▶ **Directive**: Repeat, exactly and completely, the material that follows. Omit the pictures.

▶ **Supplied information**:
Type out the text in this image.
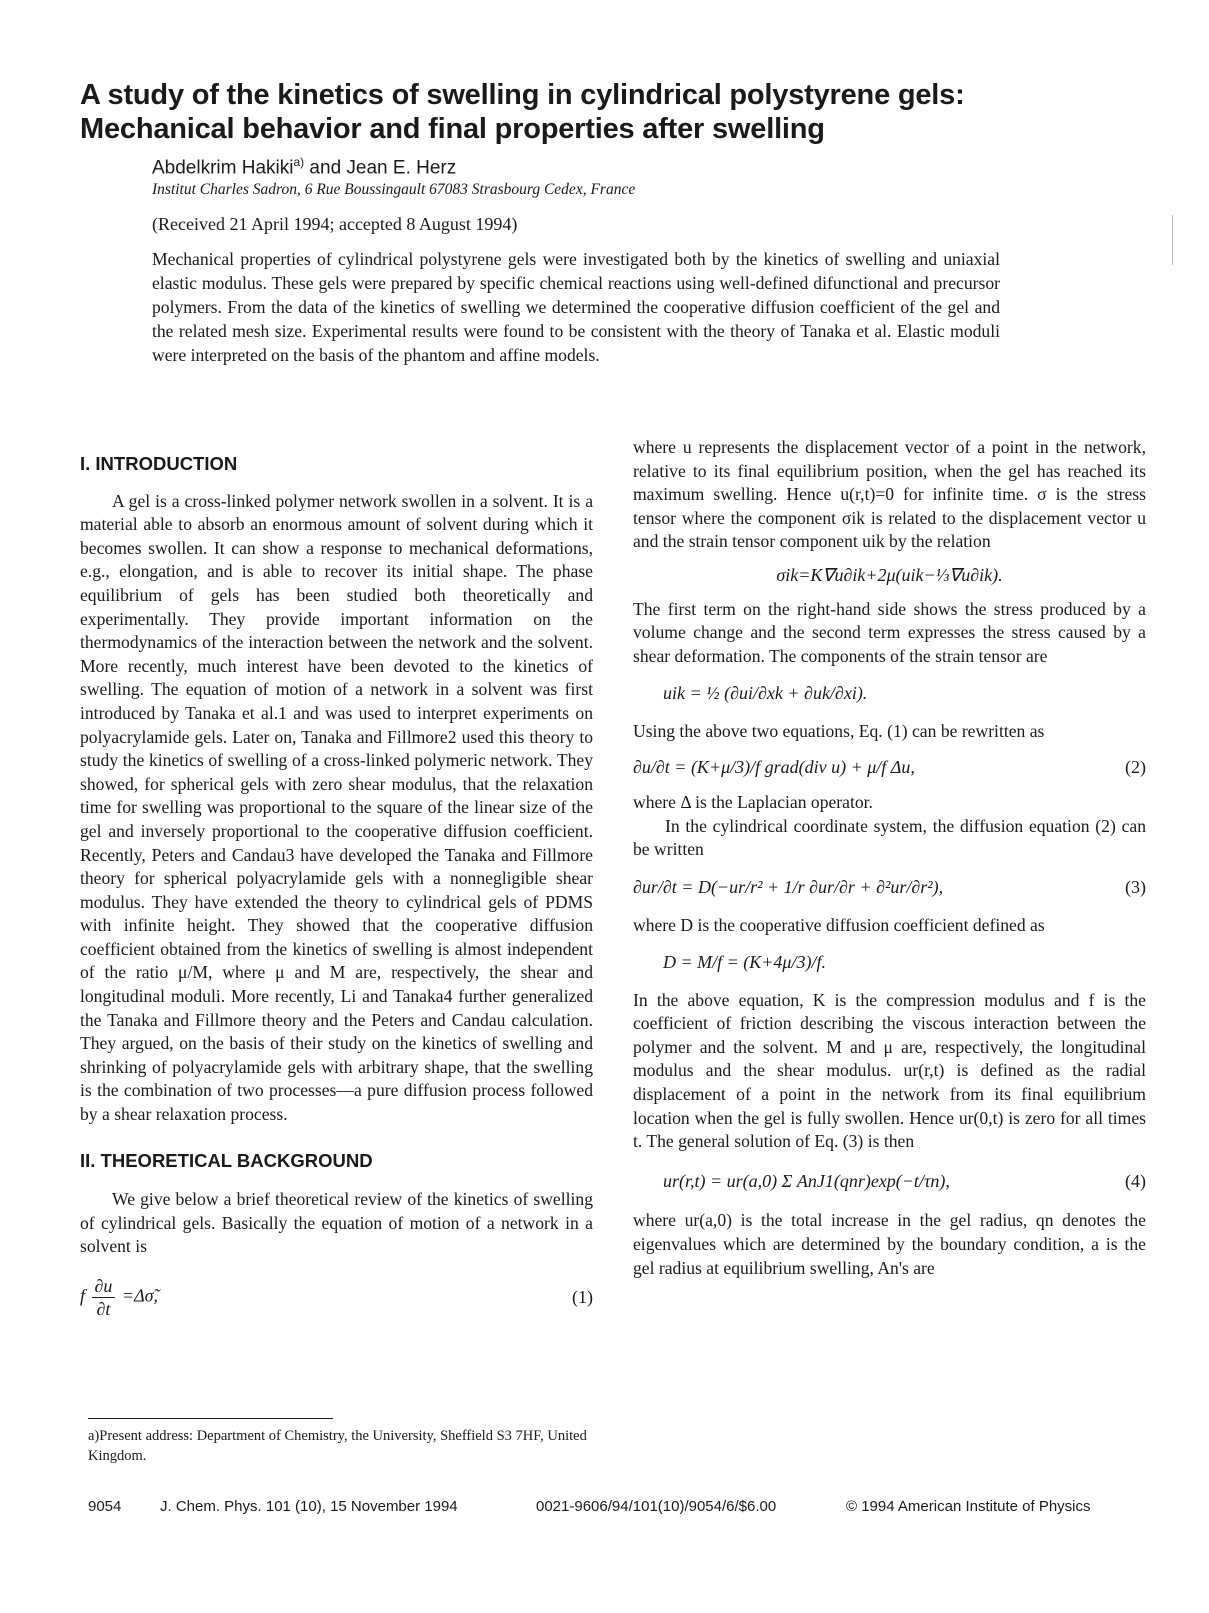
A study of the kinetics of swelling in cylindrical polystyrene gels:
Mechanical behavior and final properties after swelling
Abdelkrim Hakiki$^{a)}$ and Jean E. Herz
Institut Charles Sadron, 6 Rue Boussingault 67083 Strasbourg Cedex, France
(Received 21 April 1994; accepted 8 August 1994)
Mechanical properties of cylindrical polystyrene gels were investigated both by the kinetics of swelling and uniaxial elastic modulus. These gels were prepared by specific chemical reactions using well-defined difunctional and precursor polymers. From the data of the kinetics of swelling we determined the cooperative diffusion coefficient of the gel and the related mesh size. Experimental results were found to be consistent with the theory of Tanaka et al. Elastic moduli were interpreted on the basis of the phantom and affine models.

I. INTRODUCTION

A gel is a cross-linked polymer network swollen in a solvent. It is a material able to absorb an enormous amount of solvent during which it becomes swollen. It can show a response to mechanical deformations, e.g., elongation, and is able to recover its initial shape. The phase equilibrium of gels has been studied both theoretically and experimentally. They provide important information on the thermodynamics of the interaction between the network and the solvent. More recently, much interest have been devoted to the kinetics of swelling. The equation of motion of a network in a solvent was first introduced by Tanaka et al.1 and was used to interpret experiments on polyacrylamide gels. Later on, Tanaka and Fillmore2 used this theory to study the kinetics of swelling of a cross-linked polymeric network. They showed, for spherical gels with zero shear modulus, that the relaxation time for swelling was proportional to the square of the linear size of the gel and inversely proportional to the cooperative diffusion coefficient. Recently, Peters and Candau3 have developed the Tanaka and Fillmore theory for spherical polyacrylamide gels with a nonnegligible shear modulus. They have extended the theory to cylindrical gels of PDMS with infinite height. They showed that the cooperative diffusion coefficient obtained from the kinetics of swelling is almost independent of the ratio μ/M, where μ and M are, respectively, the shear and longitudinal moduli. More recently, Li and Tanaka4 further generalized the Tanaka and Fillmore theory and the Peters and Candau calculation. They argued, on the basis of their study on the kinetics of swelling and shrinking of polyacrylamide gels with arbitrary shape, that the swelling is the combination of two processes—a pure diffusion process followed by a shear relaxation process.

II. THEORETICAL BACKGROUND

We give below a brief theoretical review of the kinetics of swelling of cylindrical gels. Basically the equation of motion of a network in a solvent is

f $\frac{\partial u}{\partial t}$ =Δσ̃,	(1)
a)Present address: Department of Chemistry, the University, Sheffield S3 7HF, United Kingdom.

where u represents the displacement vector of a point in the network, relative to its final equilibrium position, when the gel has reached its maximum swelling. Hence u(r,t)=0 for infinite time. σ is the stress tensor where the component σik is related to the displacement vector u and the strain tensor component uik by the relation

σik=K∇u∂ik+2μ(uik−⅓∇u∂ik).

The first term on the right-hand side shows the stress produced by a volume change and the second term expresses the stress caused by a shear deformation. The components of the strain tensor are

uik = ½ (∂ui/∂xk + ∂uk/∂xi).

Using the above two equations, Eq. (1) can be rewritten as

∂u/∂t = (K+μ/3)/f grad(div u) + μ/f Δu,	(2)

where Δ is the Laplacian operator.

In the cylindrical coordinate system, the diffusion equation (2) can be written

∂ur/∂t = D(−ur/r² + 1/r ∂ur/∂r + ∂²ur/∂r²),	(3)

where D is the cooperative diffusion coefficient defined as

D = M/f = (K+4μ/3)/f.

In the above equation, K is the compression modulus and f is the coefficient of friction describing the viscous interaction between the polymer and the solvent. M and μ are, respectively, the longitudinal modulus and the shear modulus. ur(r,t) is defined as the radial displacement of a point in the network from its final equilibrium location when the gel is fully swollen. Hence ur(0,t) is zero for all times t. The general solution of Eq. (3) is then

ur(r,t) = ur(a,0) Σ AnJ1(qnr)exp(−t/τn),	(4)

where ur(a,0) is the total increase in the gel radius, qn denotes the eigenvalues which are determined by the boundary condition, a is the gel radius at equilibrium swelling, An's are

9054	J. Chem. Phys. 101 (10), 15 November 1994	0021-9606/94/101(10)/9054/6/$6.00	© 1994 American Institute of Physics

▶ **Exercise result**:
Type out the text in this image.
A study of the kinetics of swelling in cylindrical polystyrene gels:
Mechanical behavior and final properties after swelling
Abdelkrim Hakiki$^{a)}$ and Jean E. Herz
Institut Charles Sadron, 6 Rue Boussingault 67083 Strasbourg Cedex, France
(Received 21 April 1994; accepted 8 August 1994)
Mechanical properties of cylindrical polystyrene gels were investigated both by the kinetics of swelling and uniaxial elastic modulus. These gels were prepared by specific chemical reactions using well-defined difunctional and precursor polymers. From the data of the kinetics of swelling we determined the cooperative diffusion coefficient of the gel and the related mesh size. Experimental results were found to be consistent with the theory of Tanaka et al. Elastic moduli were interpreted on the basis of the phantom and affine models.

I. INTRODUCTION

A gel is a cross-linked polymer network swollen in a solvent. It is a material able to absorb an enormous amount of solvent during which it becomes swollen. It can show a response to mechanical deformations, e.g., elongation, and is able to recover its initial shape. The phase equilibrium of gels has been studied both theoretically and experimentally. They provide important information on the thermodynamics of the interaction between the network and the solvent. More recently, much interest have been devoted to the kinetics of swelling. The equation of motion of a network in a solvent was first introduced by Tanaka et al.1 and was used to interpret experiments on polyacrylamide gels. Later on, Tanaka and Fillmore2 used this theory to study the kinetics of swelling of a cross-linked polymeric network. They showed, for spherical gels with zero shear modulus, that the relaxation time for swelling was proportional to the square of the linear size of the gel and inversely proportional to the cooperative diffusion coefficient. Recently, Peters and Candau3 have developed the Tanaka and Fillmore theory for spherical polyacrylamide gels with a nonnegligible shear modulus. They have extended the theory to cylindrical gels of PDMS with infinite height. They showed that the cooperative diffusion coefficient obtained from the kinetics of swelling is almost independent of the ratio μ/M, where μ and M are, respectively, the shear and longitudinal moduli. More recently, Li and Tanaka4 further generalized the Tanaka and Fillmore theory and the Peters and Candau calculation. They argued, on the basis of their study on the kinetics of swelling and shrinking of polyacrylamide gels with arbitrary shape, that the swelling is the combination of two processes—a pure diffusion process followed by a shear relaxation process.

II. THEORETICAL BACKGROUND

We give below a brief theoretical review of the kinetics of swelling of cylindrical gels. Basically the equation of motion of a network in a solvent is

f $\frac{\partial u}{\partial t}$ =Δσ̃,	(1)
a)Present address: Department of Chemistry, the University, Sheffield S3 7HF, United Kingdom.

where u represents the displacement vector of a point in the network, relative to its final equilibrium position, when the gel has reached its maximum swelling. Hence u(r,t)=0 for infinite time. σ is the stress tensor where the component σik is related to the displacement vector u and the strain tensor component uik by the relation

σik=K∇u∂ik+2μ(uik−⅓∇u∂ik).

The first term on the right-hand side shows the stress produced by a volume change and the second term expresses the stress caused by a shear deformation. The components of the strain tensor are

uik = ½ (∂ui/∂xk + ∂uk/∂xi).

Using the above two equations, Eq. (1) can be rewritten as

∂u/∂t = (K+μ/3)/f grad(div u) + μ/f Δu,	(2)

where Δ is the Laplacian operator.

In the cylindrical coordinate system, the diffusion equation (2) can be written

∂ur/∂t = D(−ur/r² + 1/r ∂ur/∂r + ∂²ur/∂r²),	(3)

where D is the cooperative diffusion coefficient defined as

D = M/f = (K+4μ/3)/f.

In the above equation, K is the compression modulus and f is the coefficient of friction describing the viscous interaction between the polymer and the solvent. M and μ are, respectively, the longitudinal modulus and the shear modulus. ur(r,t) is defined as the radial displacement of a point in the network from its final equilibrium location when the gel is fully swollen. Hence ur(0,t) is zero for all times t. The general solution of Eq. (3) is then

ur(r,t) = ur(a,0) Σ AnJ1(qnr)exp(−t/τn),	(4)

where ur(a,0) is the total increase in the gel radius, qn denotes the eigenvalues which are determined by the boundary condition, a is the gel radius at equilibrium swelling, An's are

9054	J. Chem. Phys. 101 (10), 15 November 1994	0021-9606/94/101(10)/9054/6/$6.00	© 1994 American Institute of Physics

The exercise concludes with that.